*Material for the task*
........

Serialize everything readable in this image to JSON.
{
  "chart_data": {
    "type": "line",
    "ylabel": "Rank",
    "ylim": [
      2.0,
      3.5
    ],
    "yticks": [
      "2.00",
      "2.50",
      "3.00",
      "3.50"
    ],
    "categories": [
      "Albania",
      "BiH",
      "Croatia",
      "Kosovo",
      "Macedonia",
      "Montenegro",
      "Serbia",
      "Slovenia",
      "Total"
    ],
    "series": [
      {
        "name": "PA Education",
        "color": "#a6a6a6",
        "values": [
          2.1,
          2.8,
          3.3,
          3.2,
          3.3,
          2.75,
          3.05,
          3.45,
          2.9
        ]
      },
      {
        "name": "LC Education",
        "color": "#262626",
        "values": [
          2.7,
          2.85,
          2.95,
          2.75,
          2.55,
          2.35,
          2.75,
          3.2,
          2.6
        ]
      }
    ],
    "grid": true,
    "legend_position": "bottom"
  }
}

........

*Exercise prompt*
Exact copies of all the records are required.

*Written response*
Serialize everything readable in this image to JSON.
{
  "chart_data": {
    "type": "line",
    "ylabel": "Rank",
    "ylim": [
      2.0,
      3.5
    ],
    "yticks": [
      "2.00",
      "2.50",
      "3.00",
      "3.50"
    ],
    "categories": [
      "Albania",
      "BiH",
      "Croatia",
      "Kosovo",
      "Macedonia",
      "Montenegro",
      "Serbia",
      "Slovenia",
      "Total"
    ],
    "series": [
      {
        "name": "PA Education",
        "color": "#a6a6a6",
        "values": [
          2.1,
          2.8,
          3.3,
          3.2,
          3.3,
          2.75,
          3.05,
          3.45,
          2.9
        ]
      },
      {
        "name": "LC Education",
        "color": "#262626",
        "values": [
          2.7,
          2.85,
          2.95,
          2.75,
          2.55,
          2.35,
          2.75,
          3.2,
          2.6
        ]
      }
    ],
    "grid": true,
    "legend_position": "bottom"
  }
}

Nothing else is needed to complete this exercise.